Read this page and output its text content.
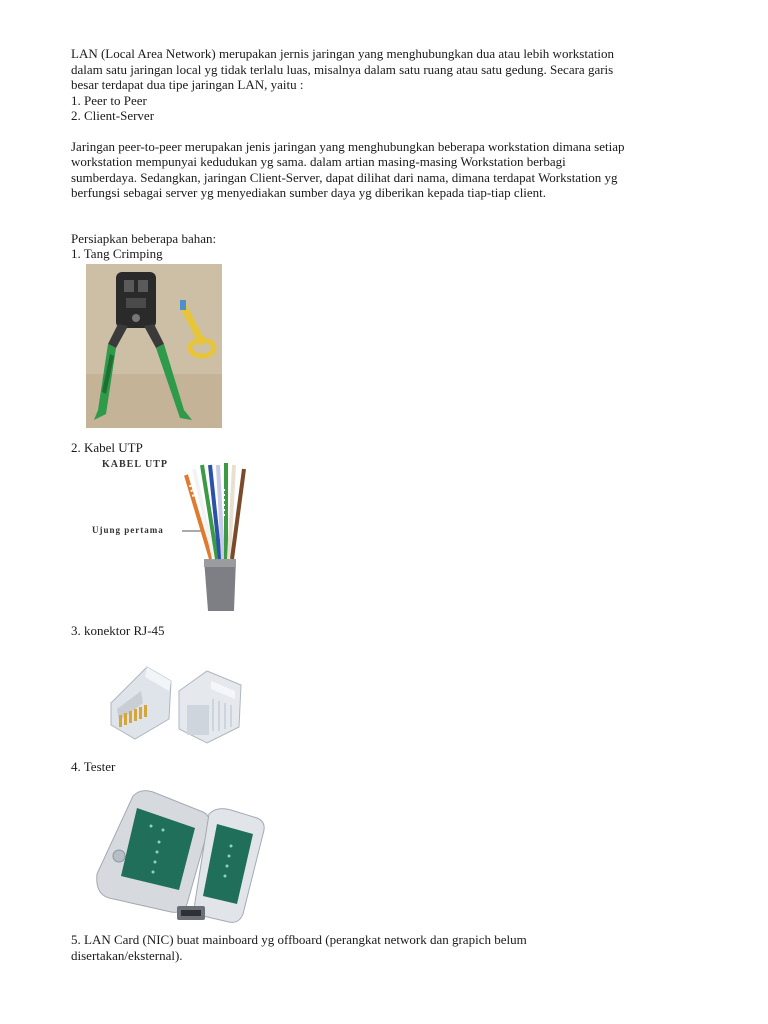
LAN (Local Area Network) merupakan jernis jaringan yang menghubungkan dua atau lebih workstation

dalam satu jaringan local yg tidak terlalu luas, misalnya dalam satu ruang atau satu gedung. Secara garis

besar terdapat dua tipe jaringan LAN, yaitu :

1. Peer to Peer

2. Client-Server

Jaringan peer-to-peer merupakan jenis jaringan yang menghubungkan beberapa workstation dimana setiap

workstation mempunyai kedudukan yg sama. dalam artian masing-masing Workstation berbagi

sumberdaya. Sedangkan, jaringan Client-Server, dapat dilihat dari nama, dimana terdapat Workstation yg

berfungsi sebagai server yg menyediakan sumber daya yg diberikan kepada tiap-tiap client.

Persiapkan beberapa bahan:

1. Tang Crimping

2. Kabel UTP

KABEL UTP
Ujung pertama

3. konektor RJ-45

4. Tester

5. LAN Card (NIC) buat mainboard yg offboard (perangkat network dan grapich belum

disertakan/eksternal).
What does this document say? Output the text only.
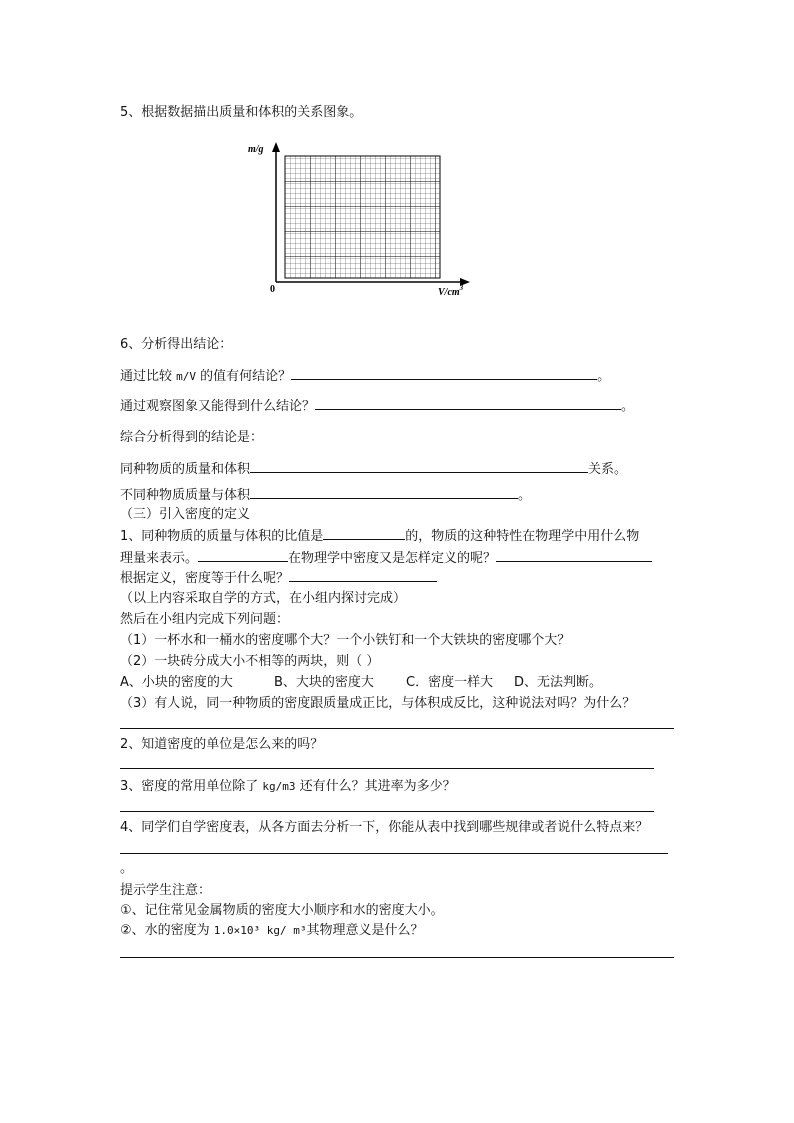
5、根据数据描出质量和体积的关系图象。
m/g
0	$V/cm^3$
6、分析得出结论：
通过比较 m/V 的值有何结论？	。
通过观察图象又能得到什么结论？	。
综合分析得到的结论是：
同种物质的质量和体积	关系。
不同种物质质量与体积	。
（三）引入密度的定义
1、同种物质的质量与体积的比值是	的，物质的这种特性在物理学中用什么物
理量来表示。	在物理学中密度又是怎样定义的呢？
根据定义，密度等于什么呢？
（以上内容采取自学的方式，在小组内探讨完成）
然后在小组内完成下列问题：
（1）一杯水和一桶水的密度哪个大？一个小铁钉和一个大铁块的密度哪个大？
（2）一块砖分成大小不相等的两块，则（ ）
A、小块的密度的大	B、大块的密度大 C．密度一样大 D、无法判断。
（3）有人说，同一种物质的密度跟质量成正比，与体积成反比，这种说法对吗？为什么？
2、知道密度的单位是怎么来的吗？
3、密度的常用单位除了 kg/m3 还有什么？其进率为多少？
4、同学们自学密度表，从各方面去分析一下，你能从表中找到哪些规律或者说什么特点来？
。
提示学生注意：
①、记住常见金属物质的密度大小顺序和水的密度大小。
②、水的密度为 1.0×10³ kg/ m³其物理意义是什么？
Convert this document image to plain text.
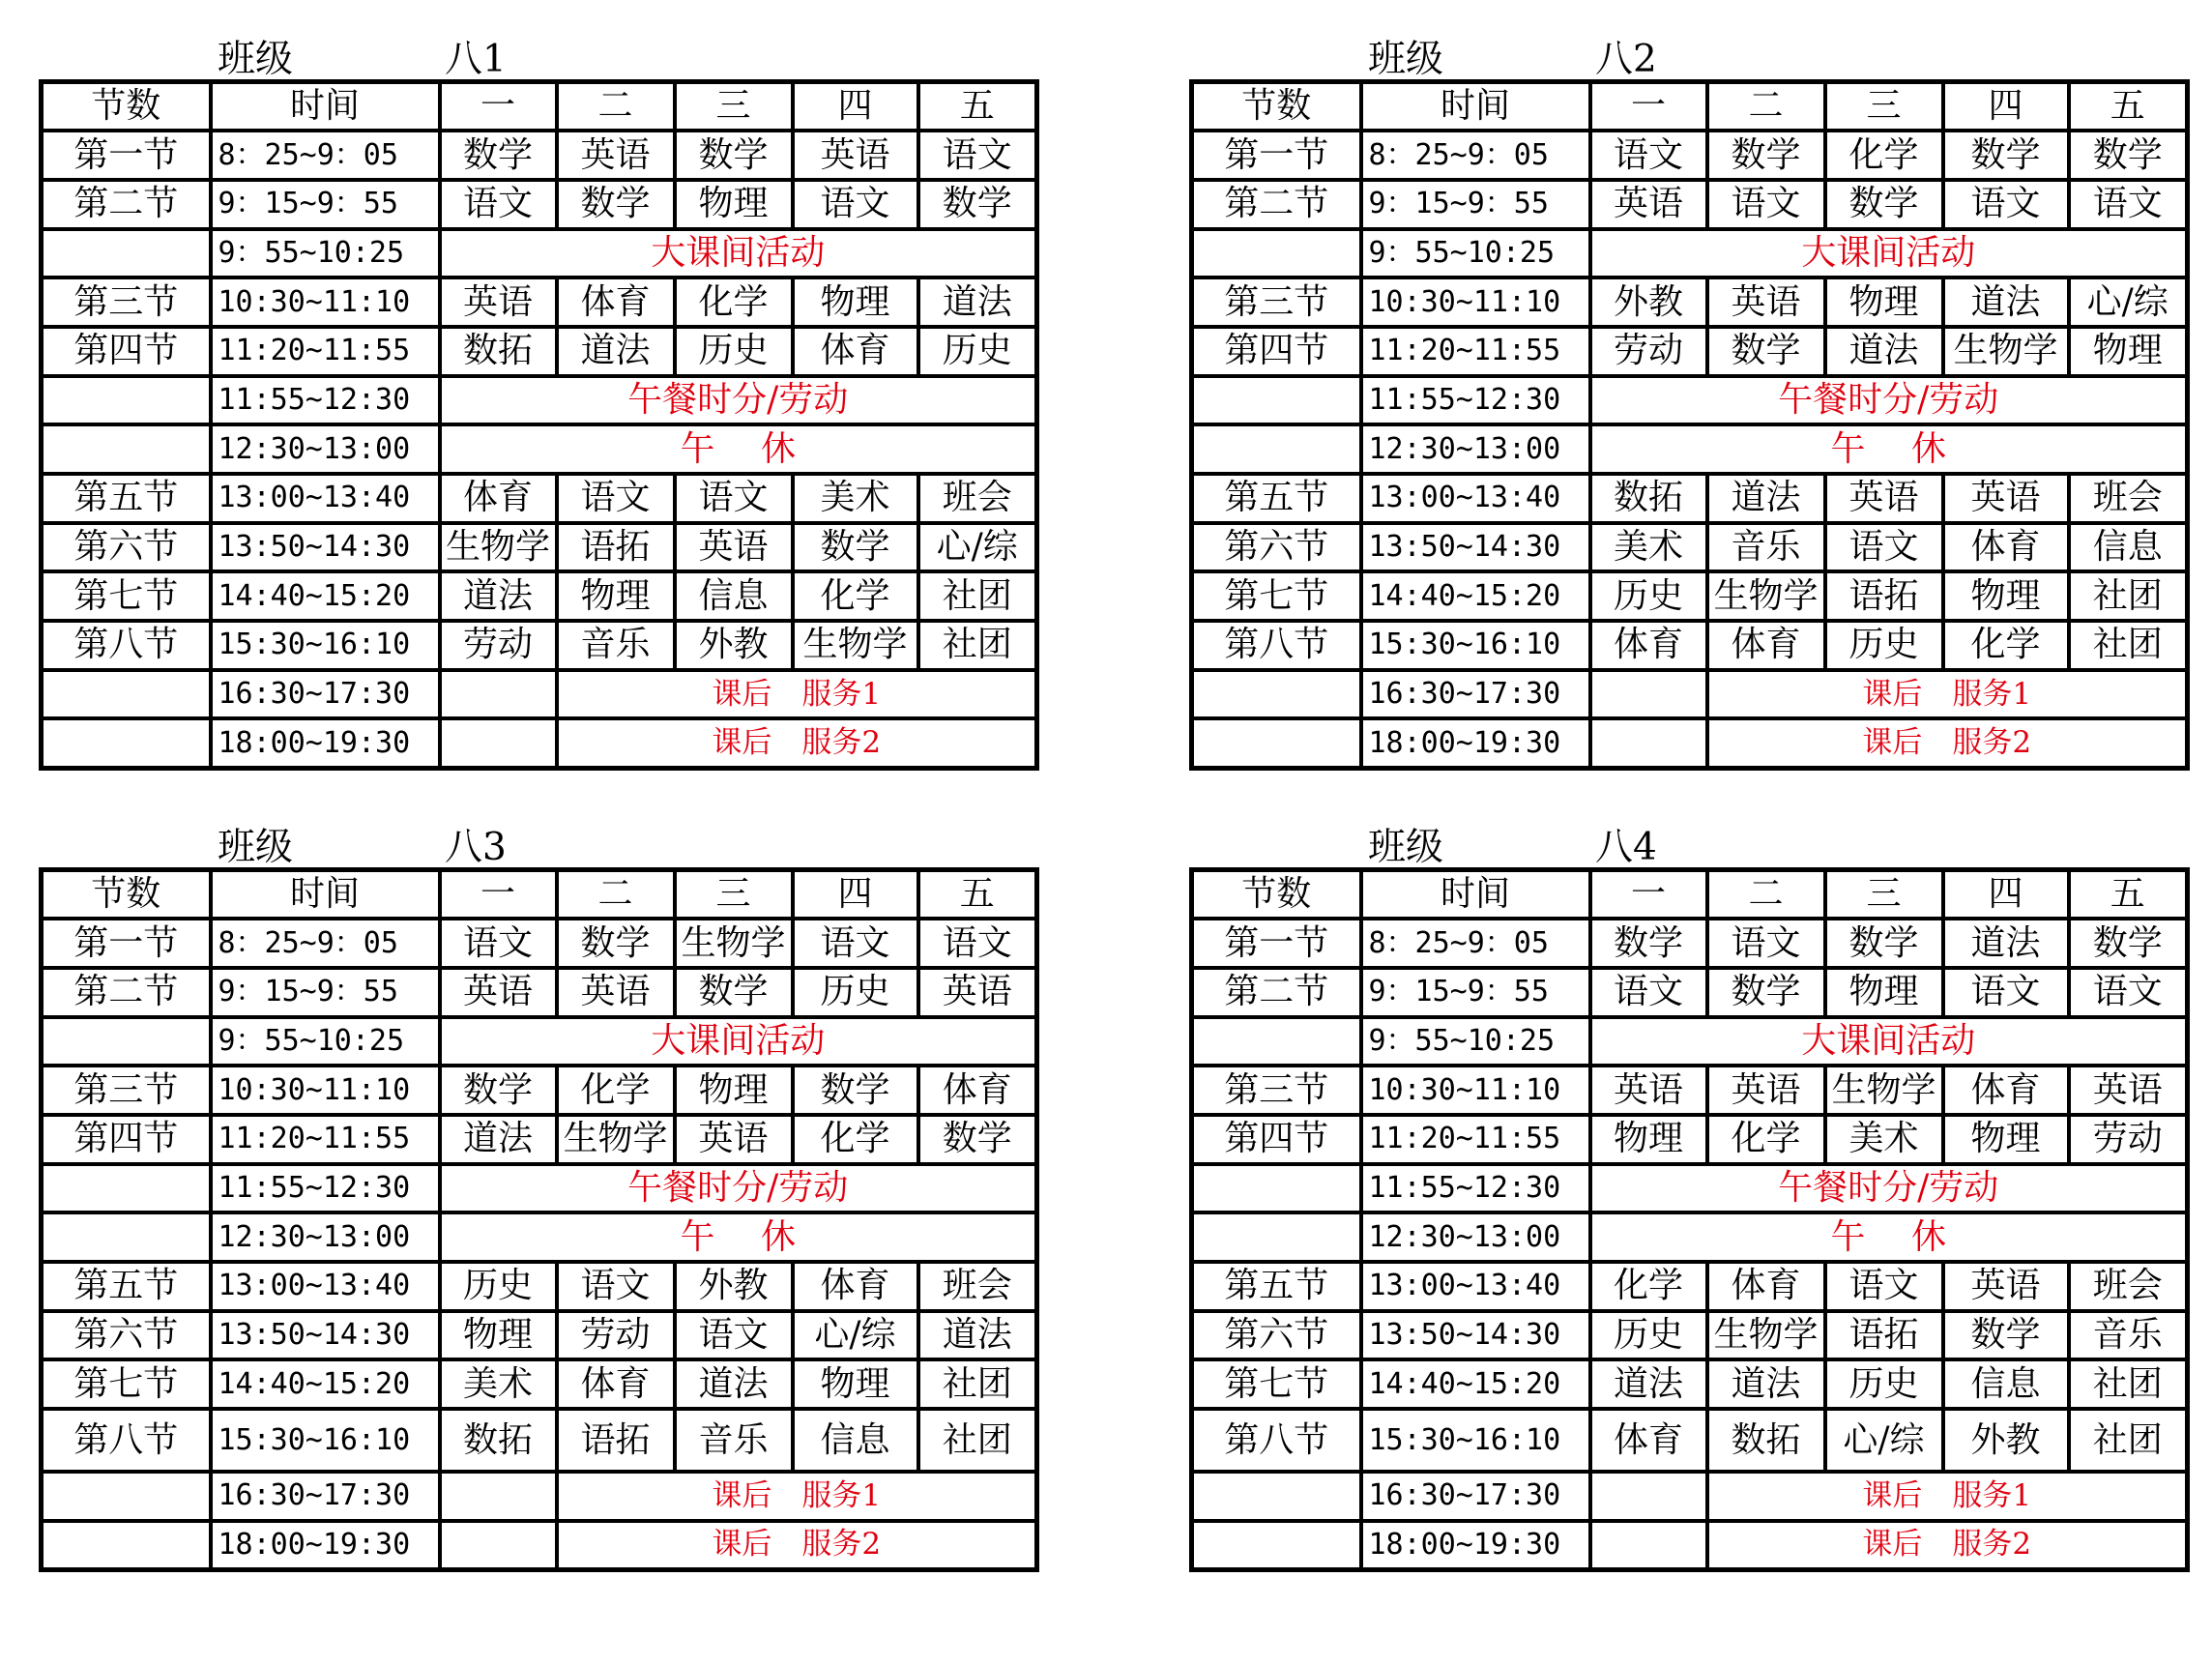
班级	八1
节数	时间	一	二	三	四	五
第一节	8：25~9：05	数学	英语	数学	英语	语文
第二节	9：15~9：55	语文	数学	物理	语文	数学
	9：55~10:25	大课间活动				
第三节	10:30~11:10	英语	体育	化学	物理	道法
第四节	11:20~11:55	数拓	道法	历史	体育	历史
	11:55~12:30	午餐时分/劳动				
	12:30~13:00	午　 休				
第五节	13:00~13:40	体育	语文	语文	美术	班会
第六节	13:50~14:30	生物学	语拓	英语	数学	心/综
第七节	14:40~15:20	道法	物理	信息	化学	社团
第八节	15:30~16:10	劳动	音乐	外教	生物学	社团
	16:30~17:30		课后　服务1			
	18:00~19:30		课后　服务2			
班级	八2
节数	时间	一	二	三	四	五
第一节	8：25~9：05	语文	数学	化学	数学	数学
第二节	9：15~9：55	英语	语文	数学	语文	语文
	9：55~10:25	大课间活动				
第三节	10:30~11:10	外教	英语	物理	道法	心/综
第四节	11:20~11:55	劳动	数学	道法	生物学	物理
	11:55~12:30	午餐时分/劳动				
	12:30~13:00	午　 休				
第五节	13:00~13:40	数拓	道法	英语	英语	班会
第六节	13:50~14:30	美术	音乐	语文	体育	信息
第七节	14:40~15:20	历史	生物学	语拓	物理	社团
第八节	15:30~16:10	体育	体育	历史	化学	社团
	16:30~17:30		课后　服务1			
	18:00~19:30		课后　服务2			
班级	八3
节数	时间	一	二	三	四	五
第一节	8：25~9：05	语文	数学	生物学	语文	语文
第二节	9：15~9：55	英语	英语	数学	历史	英语
	9：55~10:25	大课间活动				
第三节	10:30~11:10	数学	化学	物理	数学	体育
第四节	11:20~11:55	道法	生物学	英语	化学	数学
	11:55~12:30	午餐时分/劳动				
	12:30~13:00	午　 休				
第五节	13:00~13:40	历史	语文	外教	体育	班会
第六节	13:50~14:30	物理	劳动	语文	心/综	道法
第七节	14:40~15:20	美术	体育	道法	物理	社团
第八节	15:30~16:10	数拓	语拓	音乐	信息	社团
	16:30~17:30		课后　服务1			
	18:00~19:30		课后　服务2			
班级	八4
节数	时间	一	二	三	四	五
第一节	8：25~9：05	数学	语文	数学	道法	数学
第二节	9：15~9：55	语文	数学	物理	语文	语文
	9：55~10:25	大课间活动				
第三节	10:30~11:10	英语	英语	生物学	体育	英语
第四节	11:20~11:55	物理	化学	美术	物理	劳动
	11:55~12:30	午餐时分/劳动				
	12:30~13:00	午　 休				
第五节	13:00~13:40	化学	体育	语文	英语	班会
第六节	13:50~14:30	历史	生物学	语拓	数学	音乐
第七节	14:40~15:20	道法	道法	历史	信息	社团
第八节	15:30~16:10	体育	数拓	心/综	外教	社团
	16:30~17:30		课后　服务1			
	18:00~19:30		课后　服务2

::::::::::

== What the task requires ==
From the listing, extract all text exactly as given and drop any picture.

== Solution to the problem ==
Read this page and output its text content.
LAN (Local Area Network) merupakan jernis jaringan yang menghubungkan dua atau lebih workstation

dalam satu jaringan local yg tidak terlalu luas, misalnya dalam satu ruang atau satu gedung. Secara garis

besar terdapat dua tipe jaringan LAN, yaitu :

1. Peer to Peer

2. Client-Server

Jaringan peer-to-peer merupakan jenis jaringan yang menghubungkan beberapa workstation dimana setiap

workstation mempunyai kedudukan yg sama. dalam artian masing-masing Workstation berbagi

sumberdaya. Sedangkan, jaringan Client-Server, dapat dilihat dari nama, dimana terdapat Workstation yg

berfungsi sebagai server yg menyediakan sumber daya yg diberikan kepada tiap-tiap client.

Persiapkan beberapa bahan:

1. Tang Crimping

2. Kabel UTP

KABEL UTP
Ujung pertama

3. konektor RJ-45

4. Tester

5. LAN Card (NIC) buat mainboard yg offboard (perangkat network dan grapich belum

disertakan/eksternal).
What does this document say? Output the text only.
5、根据数据描出质量和体积的关系图象。
m/g
0	$V/cm^3$
6、分析得出结论：
通过比较 m/V 的值有何结论？	。
通过观察图象又能得到什么结论？	。
综合分析得到的结论是：
同种物质的质量和体积	关系。
不同种物质质量与体积	。
（三）引入密度的定义
1、同种物质的质量与体积的比值是	的，物质的这种特性在物理学中用什么物
理量来表示。	在物理学中密度又是怎样定义的呢？
根据定义，密度等于什么呢？
（以上内容采取自学的方式，在小组内探讨完成）
然后在小组内完成下列问题：
（1）一杯水和一桶水的密度哪个大？一个小铁钉和一个大铁块的密度哪个大？
（2）一块砖分成大小不相等的两块，则（ ）
A、小块的密度的大	B、大块的密度大 C．密度一样大 D、无法判断。
（3）有人说，同一种物质的密度跟质量成正比，与体积成反比，这种说法对吗？为什么？
2、知道密度的单位是怎么来的吗？
3、密度的常用单位除了 kg/m3 还有什么？其进率为多少？
4、同学们自学密度表，从各方面去分析一下，你能从表中找到哪些规律或者说什么特点来？
。
提示学生注意：
①、记住常见金属物质的密度大小顺序和水的密度大小。
②、水的密度为 1.0×10³ kg/ m³其物理意义是什么？
Convert this document image to plain text.
班级	八1
节数	时间	一	二	三	四	五
第一节	8：25~9：05	数学	英语	数学	英语	语文
第二节	9：15~9：55	语文	数学	物理	语文	数学
	9：55~10:25	大课间活动				
第三节	10:30~11:10	英语	体育	化学	物理	道法
第四节	11:20~11:55	数拓	道法	历史	体育	历史
	11:55~12:30	午餐时分/劳动				
	12:30~13:00	午　 休				
第五节	13:00~13:40	体育	语文	语文	美术	班会
第六节	13:50~14:30	生物学	语拓	英语	数学	心/综
第七节	14:40~15:20	道法	物理	信息	化学	社团
第八节	15:30~16:10	劳动	音乐	外教	生物学	社团
	16:30~17:30		课后　服务1			
	18:00~19:30		课后　服务2			
班级	八2
节数	时间	一	二	三	四	五
第一节	8：25~9：05	语文	数学	化学	数学	数学
第二节	9：15~9：55	英语	语文	数学	语文	语文
	9：55~10:25	大课间活动				
第三节	10:30~11:10	外教	英语	物理	道法	心/综
第四节	11:20~11:55	劳动	数学	道法	生物学	物理
	11:55~12:30	午餐时分/劳动				
	12:30~13:00	午　 休				
第五节	13:00~13:40	数拓	道法	英语	英语	班会
第六节	13:50~14:30	美术	音乐	语文	体育	信息
第七节	14:40~15:20	历史	生物学	语拓	物理	社团
第八节	15:30~16:10	体育	体育	历史	化学	社团
	16:30~17:30		课后　服务1			
	18:00~19:30		课后　服务2			
班级	八3
节数	时间	一	二	三	四	五
第一节	8：25~9：05	语文	数学	生物学	语文	语文
第二节	9：15~9：55	英语	英语	数学	历史	英语
	9：55~10:25	大课间活动				
第三节	10:30~11:10	数学	化学	物理	数学	体育
第四节	11:20~11:55	道法	生物学	英语	化学	数学
	11:55~12:30	午餐时分/劳动				
	12:30~13:00	午　 休				
第五节	13:00~13:40	历史	语文	外教	体育	班会
第六节	13:50~14:30	物理	劳动	语文	心/综	道法
第七节	14:40~15:20	美术	体育	道法	物理	社团
第八节	15:30~16:10	数拓	语拓	音乐	信息	社团
	16:30~17:30		课后　服务1			
	18:00~19:30		课后　服务2			
班级	八4
节数	时间	一	二	三	四	五
第一节	8：25~9：05	数学	语文	数学	道法	数学
第二节	9：15~9：55	语文	数学	物理	语文	语文
	9：55~10:25	大课间活动				
第三节	10:30~11:10	英语	英语	生物学	体育	英语
第四节	11:20~11:55	物理	化学	美术	物理	劳动
	11:55~12:30	午餐时分/劳动				
	12:30~13:00	午　 休				
第五节	13:00~13:40	化学	体育	语文	英语	班会
第六节	13:50~14:30	历史	生物学	语拓	数学	音乐
第七节	14:40~15:20	道法	道法	历史	信息	社团
第八节	15:30~16:10	体育	数拓	心/综	外教	社团
	16:30~17:30		课后　服务1			
	18:00~19:30		课后　服务2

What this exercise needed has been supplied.